• **TASK OBJECTIVE**
Quote the records in full and leave their pictures out.

(Figure content listings)
※
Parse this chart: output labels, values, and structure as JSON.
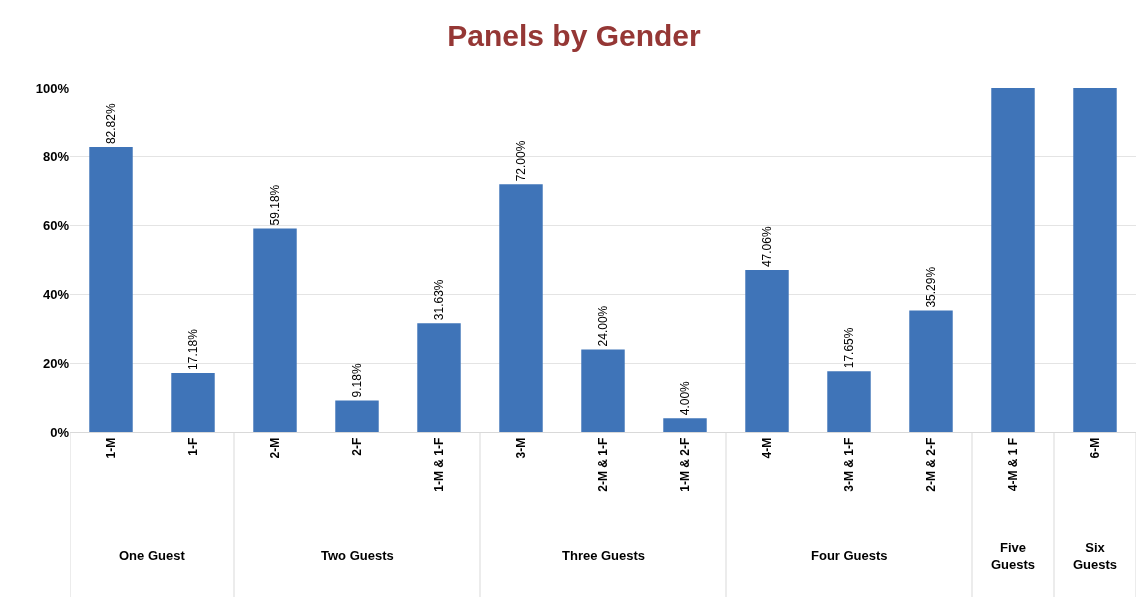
{
  "chart_data": {
    "type": "bar",
    "title": "Panels by Gender",
    "categories": [
      "1-M",
      "1-F",
      "2-M",
      "2-F",
      "1-M & 1-F",
      "3-M",
      "2-M & 1-F",
      "1-M & 2-F",
      "4-M",
      "3-M & 1-F",
      "2-M & 2-F",
      "4-M & 1 F",
      "6-M"
    ],
    "values": [
      82.82,
      17.18,
      59.18,
      9.18,
      31.63,
      72.0,
      24.0,
      4.0,
      47.06,
      17.65,
      35.29,
      100,
      100
    ],
    "value_labels": [
      "82.82%",
      "17.18%",
      "59.18%",
      "9.18%",
      "31.63%",
      "72.00%",
      "24.00%",
      "4.00%",
      "47.06%",
      "17.65%",
      "35.29%",
      null,
      null
    ],
    "color": "#3f74b8",
    "ylim": [
      0,
      100
    ],
    "yticks": [
      {
        "value": 0,
        "label": "0%"
      },
      {
        "value": 20,
        "label": "20%"
      },
      {
        "value": 40,
        "label": "40%"
      },
      {
        "value": 60,
        "label": "60%"
      },
      {
        "value": 80,
        "label": "80%"
      },
      {
        "value": 100,
        "label": "100%"
      }
    ],
    "grid": "y",
    "annotations": [
      "One Guest",
      "Two Guests",
      "Three Guests",
      "Four Guests",
      "Five Guests",
      "Six Guests"
    ]
  }
}
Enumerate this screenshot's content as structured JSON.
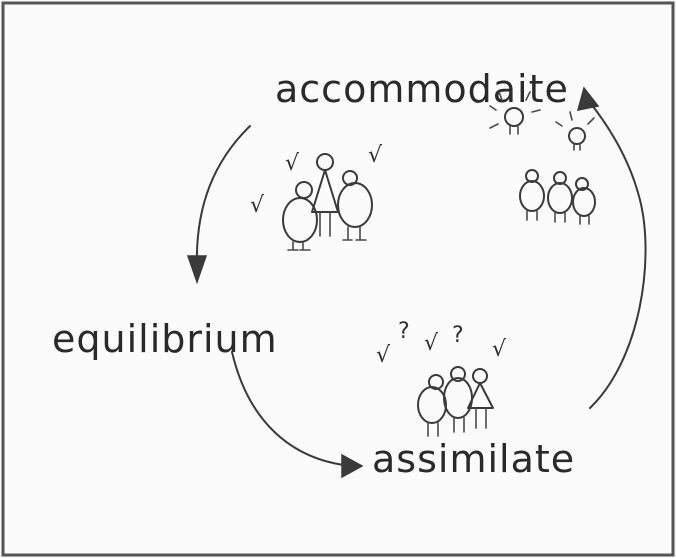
{
  "stages": {
    "accommodate": "accommodaite",
    "equilibrium": "equilibrium",
    "assimilate": "assimilate"
  },
  "marks": {
    "check": "√",
    "question": "?"
  },
  "colors": {
    "ink": "#2a2a2a",
    "paper": "#fbfbfb",
    "border": "#555555"
  },
  "icons": [
    "arrow-icon",
    "lightbulb-icon",
    "person-icon",
    "check-mark-icon",
    "question-mark-icon"
  ]
}
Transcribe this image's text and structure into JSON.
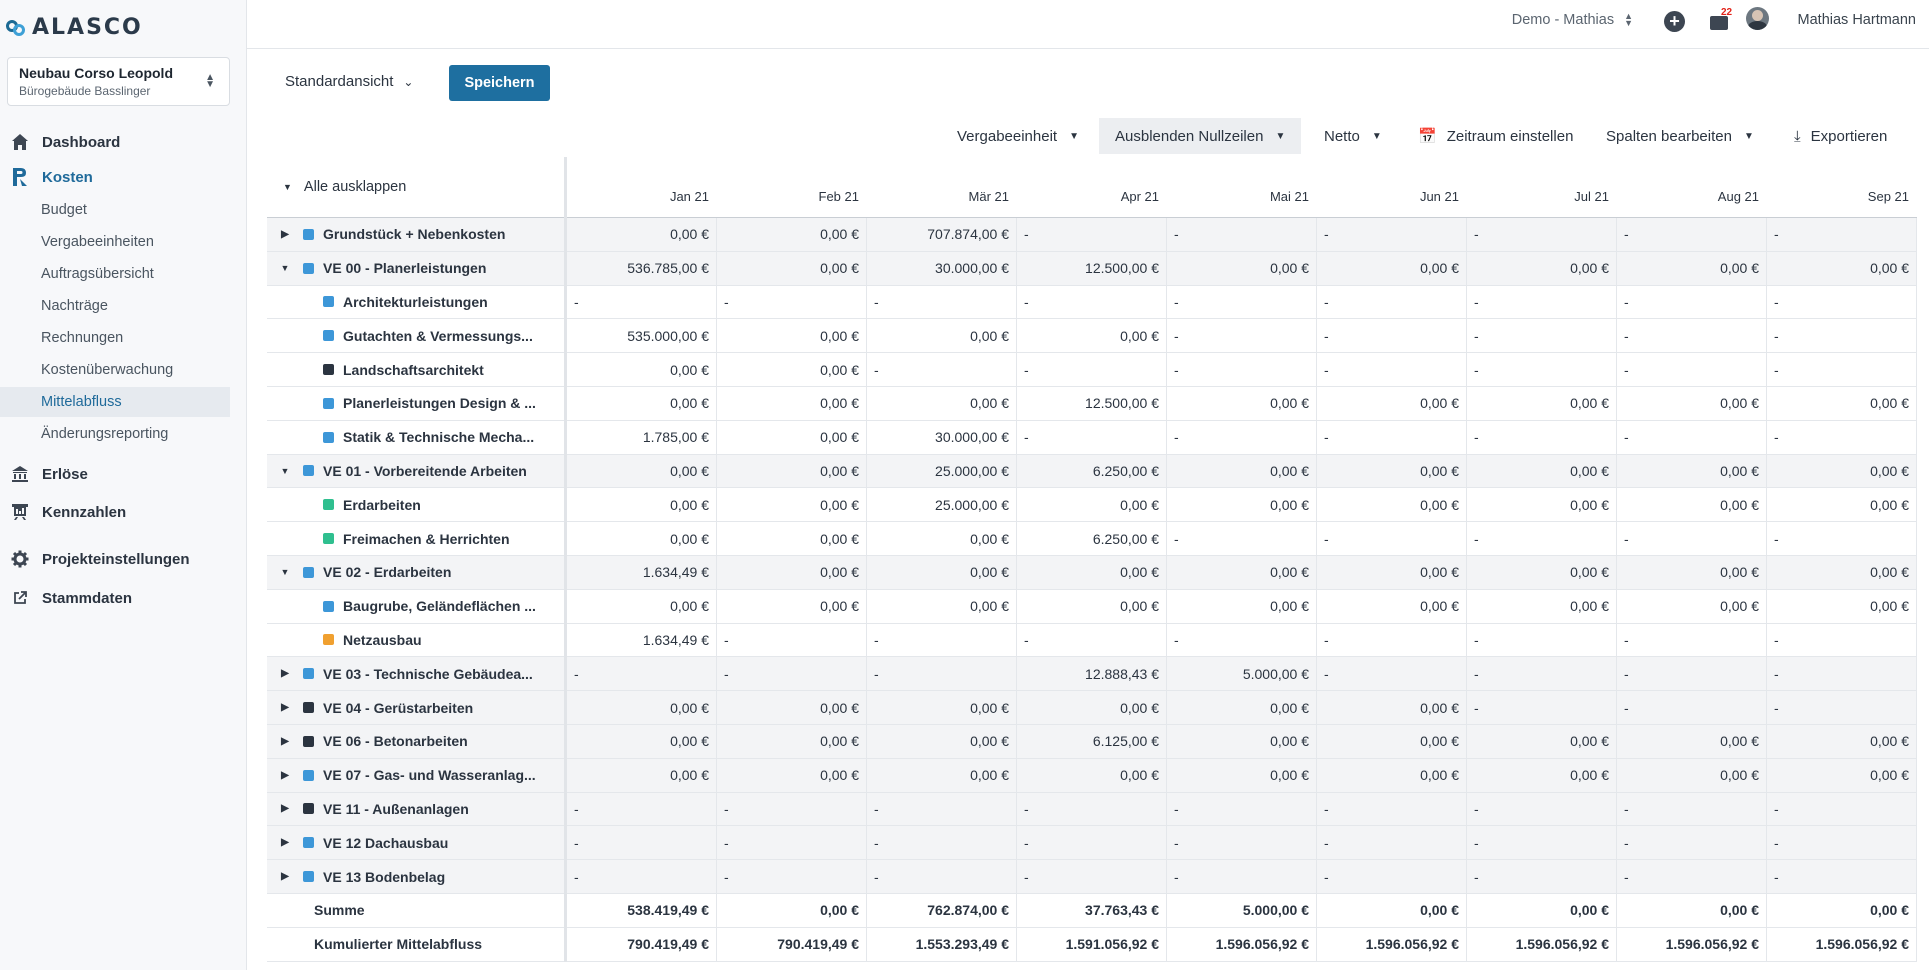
※
• **RESULT**
Parse this chart: output labels, values, and structure as JSON.
{
  "chart_data": {
    "type": "bar",
    "title": "Panels by Gender",
    "categories": [
      "1-M",
      "1-F",
      "2-M",
      "2-F",
      "1-M & 1-F",
      "3-M",
      "2-M & 1-F",
      "1-M & 2-F",
      "4-M",
      "3-M & 1-F",
      "2-M & 2-F",
      "4-M & 1 F",
      "6-M"
    ],
    "values": [
      82.82,
      17.18,
      59.18,
      9.18,
      31.63,
      72.0,
      24.0,
      4.0,
      47.06,
      17.65,
      35.29,
      100,
      100
    ],
    "value_labels": [
      "82.82%",
      "17.18%",
      "59.18%",
      "9.18%",
      "31.63%",
      "72.00%",
      "24.00%",
      "4.00%",
      "47.06%",
      "17.65%",
      "35.29%",
      null,
      null
    ],
    "color": "#3f74b8",
    "ylim": [
      0,
      100
    ],
    "yticks": [
      {
        "value": 0,
        "label": "0%"
      },
      {
        "value": 20,
        "label": "20%"
      },
      {
        "value": 40,
        "label": "40%"
      },
      {
        "value": 60,
        "label": "60%"
      },
      {
        "value": 80,
        "label": "80%"
      },
      {
        "value": 100,
        "label": "100%"
      }
    ],
    "grid": "y",
    "annotations": [
      "One Guest",
      "Two Guests",
      "Three Guests",
      "Four Guests",
      "Five Guests",
      "Six Guests"
    ]
  }
}
Enumerate this screenshot's content as structured JSON.
{
  "stages": {
    "accommodate": "accommodaite",
    "equilibrium": "equilibrium",
    "assimilate": "assimilate"
  },
  "marks": {
    "check": "√",
    "question": "?"
  },
  "colors": {
    "ink": "#2a2a2a",
    "paper": "#fbfbfb",
    "border": "#555555"
  },
  "icons": [
    "arrow-icon",
    "lightbulb-icon",
    "person-icon",
    "check-mark-icon",
    "question-mark-icon"
  ]
}
Transcribe this image's text and structure into JSON.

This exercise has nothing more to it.